### [AANGELEVERDE GEGEVENS]

=======

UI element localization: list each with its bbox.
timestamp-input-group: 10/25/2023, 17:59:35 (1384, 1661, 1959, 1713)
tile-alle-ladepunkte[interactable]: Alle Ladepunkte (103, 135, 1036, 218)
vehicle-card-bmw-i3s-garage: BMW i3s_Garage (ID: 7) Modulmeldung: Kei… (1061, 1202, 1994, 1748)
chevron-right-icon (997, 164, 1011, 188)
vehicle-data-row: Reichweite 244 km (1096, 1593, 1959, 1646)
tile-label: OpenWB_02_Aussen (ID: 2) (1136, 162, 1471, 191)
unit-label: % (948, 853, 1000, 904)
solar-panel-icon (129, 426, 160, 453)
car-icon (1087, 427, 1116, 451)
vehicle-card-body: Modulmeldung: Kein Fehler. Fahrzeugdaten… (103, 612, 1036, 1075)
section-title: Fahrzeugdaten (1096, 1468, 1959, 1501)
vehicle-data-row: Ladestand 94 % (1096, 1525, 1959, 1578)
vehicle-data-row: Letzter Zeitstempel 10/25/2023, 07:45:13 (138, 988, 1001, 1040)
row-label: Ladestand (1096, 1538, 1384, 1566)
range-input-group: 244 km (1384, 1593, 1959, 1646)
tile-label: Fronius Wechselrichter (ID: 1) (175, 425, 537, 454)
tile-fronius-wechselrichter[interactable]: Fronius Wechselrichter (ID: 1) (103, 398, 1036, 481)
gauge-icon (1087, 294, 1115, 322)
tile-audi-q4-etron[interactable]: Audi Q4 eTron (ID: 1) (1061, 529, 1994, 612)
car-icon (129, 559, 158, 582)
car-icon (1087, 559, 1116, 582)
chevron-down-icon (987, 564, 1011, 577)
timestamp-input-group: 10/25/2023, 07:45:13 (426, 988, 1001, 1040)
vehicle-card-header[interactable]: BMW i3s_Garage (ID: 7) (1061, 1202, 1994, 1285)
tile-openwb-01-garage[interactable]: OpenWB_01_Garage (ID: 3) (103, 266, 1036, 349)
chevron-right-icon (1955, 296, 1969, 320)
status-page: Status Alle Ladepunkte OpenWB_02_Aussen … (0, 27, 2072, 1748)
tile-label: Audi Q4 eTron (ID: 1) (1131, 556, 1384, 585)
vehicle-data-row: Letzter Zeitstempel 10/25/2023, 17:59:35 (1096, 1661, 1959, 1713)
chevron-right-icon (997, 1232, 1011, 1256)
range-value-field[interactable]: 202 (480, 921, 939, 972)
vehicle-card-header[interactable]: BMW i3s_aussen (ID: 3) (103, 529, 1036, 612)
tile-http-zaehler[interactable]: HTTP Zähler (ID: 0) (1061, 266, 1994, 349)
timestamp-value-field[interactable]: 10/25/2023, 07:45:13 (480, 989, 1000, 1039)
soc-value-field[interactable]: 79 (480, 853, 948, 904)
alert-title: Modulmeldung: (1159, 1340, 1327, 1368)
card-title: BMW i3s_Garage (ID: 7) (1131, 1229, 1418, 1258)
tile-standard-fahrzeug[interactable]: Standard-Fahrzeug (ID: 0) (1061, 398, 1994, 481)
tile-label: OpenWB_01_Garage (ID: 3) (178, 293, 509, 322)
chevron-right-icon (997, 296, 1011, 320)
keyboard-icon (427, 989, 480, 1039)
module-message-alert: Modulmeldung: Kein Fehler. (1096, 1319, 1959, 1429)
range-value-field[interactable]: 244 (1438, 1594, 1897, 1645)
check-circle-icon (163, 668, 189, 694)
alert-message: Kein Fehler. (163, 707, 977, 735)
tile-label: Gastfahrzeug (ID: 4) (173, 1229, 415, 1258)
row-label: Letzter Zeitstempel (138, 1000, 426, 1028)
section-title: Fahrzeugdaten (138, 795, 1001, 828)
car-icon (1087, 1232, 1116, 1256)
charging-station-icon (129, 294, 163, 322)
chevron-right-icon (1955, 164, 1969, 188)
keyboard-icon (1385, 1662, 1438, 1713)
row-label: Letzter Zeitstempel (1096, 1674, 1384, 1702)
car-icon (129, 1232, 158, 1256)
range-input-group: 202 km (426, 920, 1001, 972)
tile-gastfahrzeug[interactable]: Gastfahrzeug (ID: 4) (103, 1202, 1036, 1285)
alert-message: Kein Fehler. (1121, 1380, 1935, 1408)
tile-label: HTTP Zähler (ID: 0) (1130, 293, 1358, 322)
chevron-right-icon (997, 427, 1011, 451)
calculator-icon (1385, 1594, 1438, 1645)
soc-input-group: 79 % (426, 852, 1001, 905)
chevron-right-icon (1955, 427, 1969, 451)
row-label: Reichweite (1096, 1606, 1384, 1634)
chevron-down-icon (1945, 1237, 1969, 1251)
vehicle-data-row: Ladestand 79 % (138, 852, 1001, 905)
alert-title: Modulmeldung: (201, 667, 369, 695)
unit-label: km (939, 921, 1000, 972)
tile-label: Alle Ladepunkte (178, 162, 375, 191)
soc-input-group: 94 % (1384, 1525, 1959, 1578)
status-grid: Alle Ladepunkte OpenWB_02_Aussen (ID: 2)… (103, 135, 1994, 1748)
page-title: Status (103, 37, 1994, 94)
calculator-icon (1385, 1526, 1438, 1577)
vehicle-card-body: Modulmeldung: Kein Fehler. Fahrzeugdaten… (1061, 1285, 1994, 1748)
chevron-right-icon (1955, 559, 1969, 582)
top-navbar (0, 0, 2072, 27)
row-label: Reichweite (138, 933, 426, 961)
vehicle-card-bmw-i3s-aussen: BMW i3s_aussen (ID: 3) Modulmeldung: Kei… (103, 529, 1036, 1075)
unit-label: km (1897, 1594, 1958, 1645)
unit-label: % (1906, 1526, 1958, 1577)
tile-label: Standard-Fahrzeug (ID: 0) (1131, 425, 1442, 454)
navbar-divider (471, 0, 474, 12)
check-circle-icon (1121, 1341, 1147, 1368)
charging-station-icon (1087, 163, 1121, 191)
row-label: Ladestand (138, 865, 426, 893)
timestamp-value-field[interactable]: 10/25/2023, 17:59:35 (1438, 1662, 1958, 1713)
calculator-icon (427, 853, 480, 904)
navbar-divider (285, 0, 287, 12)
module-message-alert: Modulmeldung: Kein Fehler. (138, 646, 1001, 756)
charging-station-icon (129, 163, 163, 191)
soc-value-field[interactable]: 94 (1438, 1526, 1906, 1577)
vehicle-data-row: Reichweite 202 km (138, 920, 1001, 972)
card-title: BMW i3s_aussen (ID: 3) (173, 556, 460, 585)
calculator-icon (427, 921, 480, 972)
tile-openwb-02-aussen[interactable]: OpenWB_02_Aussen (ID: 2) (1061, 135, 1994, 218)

=======

### [INSTRUCTIES OPDRACHT]
Vervang alstublieft in alle records hierboven "Ladestand" door "Batterijniveau" en geef ze opnieuw weer, verder volledig ongewijzigd.

### [VOLLEDIGE UITWERKING]
UI element localization: list each with its bbox.
timestamp-input-group: 10/25/2023, 17:59:35 (1384, 1661, 1959, 1713)
tile-alle-ladepunkte[interactable]: Alle Ladepunkte (103, 135, 1036, 218)
vehicle-card-bmw-i3s-garage: BMW i3s_Garage (ID: 7) Modulmeldung: Kei… (1061, 1202, 1994, 1748)
chevron-right-icon (997, 164, 1011, 188)
vehicle-data-row: Reichweite 244 km (1096, 1593, 1959, 1646)
tile-label: OpenWB_02_Aussen (ID: 2) (1136, 162, 1471, 191)
unit-label: % (948, 853, 1000, 904)
solar-panel-icon (129, 426, 160, 453)
car-icon (1087, 427, 1116, 451)
vehicle-card-body: Modulmeldung: Kein Fehler. Fahrzeugdaten… (103, 612, 1036, 1075)
section-title: Fahrzeugdaten (1096, 1468, 1959, 1501)
vehicle-data-row: Batterijniveau 94 % (1096, 1525, 1959, 1578)
vehicle-data-row: Letzter Zeitstempel 10/25/2023, 07:45:13 (138, 988, 1001, 1040)
row-label: Batterijniveau (1096, 1538, 1384, 1566)
range-input-group: 244 km (1384, 1593, 1959, 1646)
tile-label: Fronius Wechselrichter (ID: 1) (175, 425, 537, 454)
tile-fronius-wechselrichter[interactable]: Fronius Wechselrichter (ID: 1) (103, 398, 1036, 481)
gauge-icon (1087, 294, 1115, 322)
tile-audi-q4-etron[interactable]: Audi Q4 eTron (ID: 1) (1061, 529, 1994, 612)
car-icon (129, 559, 158, 582)
car-icon (1087, 559, 1116, 582)
chevron-down-icon (987, 564, 1011, 577)
timestamp-input-group: 10/25/2023, 07:45:13 (426, 988, 1001, 1040)
vehicle-card-header[interactable]: BMW i3s_Garage (ID: 7) (1061, 1202, 1994, 1285)
tile-openwb-01-garage[interactable]: OpenWB_01_Garage (ID: 3) (103, 266, 1036, 349)
chevron-right-icon (1955, 296, 1969, 320)
status-page: Status Alle Ladepunkte OpenWB_02_Aussen … (0, 27, 2072, 1748)
tile-label: Audi Q4 eTron (ID: 1) (1131, 556, 1384, 585)
vehicle-data-row: Letzter Zeitstempel 10/25/2023, 17:59:35 (1096, 1661, 1959, 1713)
chevron-right-icon (997, 1232, 1011, 1256)
range-value-field[interactable]: 202 (480, 921, 939, 972)
vehicle-card-header[interactable]: BMW i3s_aussen (ID: 3) (103, 529, 1036, 612)
tile-http-zaehler[interactable]: HTTP Zähler (ID: 0) (1061, 266, 1994, 349)
timestamp-value-field[interactable]: 10/25/2023, 07:45:13 (480, 989, 1000, 1039)
soc-value-field[interactable]: 79 (480, 853, 948, 904)
alert-title: Modulmeldung: (1159, 1340, 1327, 1368)
card-title: BMW i3s_Garage (ID: 7) (1131, 1229, 1418, 1258)
tile-standard-fahrzeug[interactable]: Standard-Fahrzeug (ID: 0) (1061, 398, 1994, 481)
tile-label: OpenWB_01_Garage (ID: 3) (178, 293, 509, 322)
chevron-right-icon (997, 296, 1011, 320)
keyboard-icon (427, 989, 480, 1039)
module-message-alert: Modulmeldung: Kein Fehler. (1096, 1319, 1959, 1429)
range-value-field[interactable]: 244 (1438, 1594, 1897, 1645)
check-circle-icon (163, 668, 189, 694)
alert-message: Kein Fehler. (163, 707, 977, 735)
tile-label: Gastfahrzeug (ID: 4) (173, 1229, 415, 1258)
row-label: Letzter Zeitstempel (138, 1000, 426, 1028)
section-title: Fahrzeugdaten (138, 795, 1001, 828)
car-icon (1087, 1232, 1116, 1256)
charging-station-icon (129, 294, 163, 322)
chevron-right-icon (1955, 164, 1969, 188)
keyboard-icon (1385, 1662, 1438, 1713)
row-label: Letzter Zeitstempel (1096, 1674, 1384, 1702)
car-icon (129, 1232, 158, 1256)
range-input-group: 202 km (426, 920, 1001, 972)
tile-gastfahrzeug[interactable]: Gastfahrzeug (ID: 4) (103, 1202, 1036, 1285)
alert-message: Kein Fehler. (1121, 1380, 1935, 1408)
tile-label: HTTP Zähler (ID: 0) (1130, 293, 1358, 322)
chevron-right-icon (997, 427, 1011, 451)
calculator-icon (1385, 1594, 1438, 1645)
soc-input-group: 79 % (426, 852, 1001, 905)
chevron-right-icon (1955, 427, 1969, 451)
row-label: Reichweite (1096, 1606, 1384, 1634)
chevron-down-icon (1945, 1237, 1969, 1251)
vehicle-data-row: Batterijniveau 79 % (138, 852, 1001, 905)
alert-title: Modulmeldung: (201, 667, 369, 695)
unit-label: km (939, 921, 1000, 972)
tile-label: Alle Ladepunkte (178, 162, 375, 191)
soc-input-group: 94 % (1384, 1525, 1959, 1578)
status-grid: Alle Ladepunkte OpenWB_02_Aussen (ID: 2)… (103, 135, 1994, 1748)
page-title: Status (103, 37, 1994, 94)
calculator-icon (1385, 1526, 1438, 1577)
vehicle-card-body: Modulmeldung: Kein Fehler. Fahrzeugdaten… (1061, 1285, 1994, 1748)
chevron-right-icon (1955, 559, 1969, 582)
top-navbar (0, 0, 2072, 27)
row-label: Reichweite (138, 933, 426, 961)
vehicle-card-bmw-i3s-aussen: BMW i3s_aussen (ID: 3) Modulmeldung: Kei… (103, 529, 1036, 1075)
unit-label: km (1897, 1594, 1958, 1645)
unit-label: % (1906, 1526, 1958, 1577)
tile-label: Standard-Fahrzeug (ID: 0) (1131, 425, 1442, 454)
navbar-divider (471, 0, 474, 12)
check-circle-icon (1121, 1341, 1147, 1368)
charging-station-icon (1087, 163, 1121, 191)
row-label: Batterijniveau (138, 865, 426, 893)
timestamp-value-field[interactable]: 10/25/2023, 17:59:35 (1438, 1662, 1958, 1713)
calculator-icon (427, 853, 480, 904)
navbar-divider (285, 0, 287, 12)
module-message-alert: Modulmeldung: Kein Fehler. (138, 646, 1001, 756)
charging-station-icon (129, 163, 163, 191)
soc-value-field[interactable]: 94 (1438, 1526, 1906, 1577)
vehicle-data-row: Reichweite 202 km (138, 920, 1001, 972)
card-title: BMW i3s_aussen (ID: 3) (173, 556, 460, 585)
calculator-icon (427, 921, 480, 972)
tile-openwb-02-aussen[interactable]: OpenWB_02_Aussen (ID: 2) (1061, 135, 1994, 218)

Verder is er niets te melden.